[GIVEN INSTRUCTION]:
Here are some entries; quote each one exactly.

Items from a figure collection

----------------------------------------

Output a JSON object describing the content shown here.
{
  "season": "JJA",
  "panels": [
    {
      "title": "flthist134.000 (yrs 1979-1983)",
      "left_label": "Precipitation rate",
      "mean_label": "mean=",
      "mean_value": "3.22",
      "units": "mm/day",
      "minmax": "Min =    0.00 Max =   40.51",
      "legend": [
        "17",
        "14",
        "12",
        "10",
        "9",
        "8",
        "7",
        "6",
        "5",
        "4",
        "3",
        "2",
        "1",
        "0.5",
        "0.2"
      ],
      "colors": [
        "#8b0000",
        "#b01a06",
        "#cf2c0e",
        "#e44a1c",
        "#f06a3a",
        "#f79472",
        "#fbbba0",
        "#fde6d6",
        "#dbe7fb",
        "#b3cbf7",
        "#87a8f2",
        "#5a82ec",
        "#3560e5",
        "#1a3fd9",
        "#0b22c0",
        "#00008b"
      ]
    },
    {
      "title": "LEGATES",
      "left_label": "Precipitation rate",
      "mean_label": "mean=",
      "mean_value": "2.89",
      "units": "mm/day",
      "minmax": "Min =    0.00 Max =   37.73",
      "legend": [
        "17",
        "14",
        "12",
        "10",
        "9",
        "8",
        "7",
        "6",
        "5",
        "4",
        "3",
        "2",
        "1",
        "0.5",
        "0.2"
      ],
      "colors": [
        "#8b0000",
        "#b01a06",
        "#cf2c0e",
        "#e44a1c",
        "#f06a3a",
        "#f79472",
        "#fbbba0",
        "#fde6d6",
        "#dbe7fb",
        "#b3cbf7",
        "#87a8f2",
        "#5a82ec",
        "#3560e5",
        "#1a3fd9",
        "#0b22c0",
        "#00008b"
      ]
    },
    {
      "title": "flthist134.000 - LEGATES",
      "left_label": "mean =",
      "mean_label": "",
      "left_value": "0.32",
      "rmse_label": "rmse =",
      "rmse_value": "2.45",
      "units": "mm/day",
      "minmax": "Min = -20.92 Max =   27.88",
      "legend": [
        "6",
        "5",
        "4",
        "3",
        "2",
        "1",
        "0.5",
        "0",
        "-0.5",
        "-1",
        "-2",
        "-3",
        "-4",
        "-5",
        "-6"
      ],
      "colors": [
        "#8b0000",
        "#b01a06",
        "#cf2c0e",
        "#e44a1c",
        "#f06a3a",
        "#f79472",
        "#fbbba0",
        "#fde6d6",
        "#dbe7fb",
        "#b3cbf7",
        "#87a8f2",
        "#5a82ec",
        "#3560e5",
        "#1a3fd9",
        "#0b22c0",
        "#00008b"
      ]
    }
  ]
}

----------------------------------------

[EXERCISE RESPONSE]:
Output a JSON object describing the content shown here.
{
  "season": "JJA",
  "panels": [
    {
      "title": "flthist134.000 (yrs 1979-1983)",
      "left_label": "Precipitation rate",
      "mean_label": "mean=",
      "mean_value": "3.22",
      "units": "mm/day",
      "minmax": "Min =    0.00 Max =   40.51",
      "legend": [
        "17",
        "14",
        "12",
        "10",
        "9",
        "8",
        "7",
        "6",
        "5",
        "4",
        "3",
        "2",
        "1",
        "0.5",
        "0.2"
      ],
      "colors": [
        "#8b0000",
        "#b01a06",
        "#cf2c0e",
        "#e44a1c",
        "#f06a3a",
        "#f79472",
        "#fbbba0",
        "#fde6d6",
        "#dbe7fb",
        "#b3cbf7",
        "#87a8f2",
        "#5a82ec",
        "#3560e5",
        "#1a3fd9",
        "#0b22c0",
        "#00008b"
      ]
    },
    {
      "title": "LEGATES",
      "left_label": "Precipitation rate",
      "mean_label": "mean=",
      "mean_value": "2.89",
      "units": "mm/day",
      "minmax": "Min =    0.00 Max =   37.73",
      "legend": [
        "17",
        "14",
        "12",
        "10",
        "9",
        "8",
        "7",
        "6",
        "5",
        "4",
        "3",
        "2",
        "1",
        "0.5",
        "0.2"
      ],
      "colors": [
        "#8b0000",
        "#b01a06",
        "#cf2c0e",
        "#e44a1c",
        "#f06a3a",
        "#f79472",
        "#fbbba0",
        "#fde6d6",
        "#dbe7fb",
        "#b3cbf7",
        "#87a8f2",
        "#5a82ec",
        "#3560e5",
        "#1a3fd9",
        "#0b22c0",
        "#00008b"
      ]
    },
    {
      "title": "flthist134.000 - LEGATES",
      "left_label": "mean =",
      "mean_label": "",
      "left_value": "0.32",
      "rmse_label": "rmse =",
      "rmse_value": "2.45",
      "units": "mm/day",
      "minmax": "Min = -20.92 Max =   27.88",
      "legend": [
        "6",
        "5",
        "4",
        "3",
        "2",
        "1",
        "0.5",
        "0",
        "-0.5",
        "-1",
        "-2",
        "-3",
        "-4",
        "-5",
        "-6"
      ],
      "colors": [
        "#8b0000",
        "#b01a06",
        "#cf2c0e",
        "#e44a1c",
        "#f06a3a",
        "#f79472",
        "#fbbba0",
        "#fde6d6",
        "#dbe7fb",
        "#b3cbf7",
        "#87a8f2",
        "#5a82ec",
        "#3560e5",
        "#1a3fd9",
        "#0b22c0",
        "#00008b"
      ]
    }
  ]
}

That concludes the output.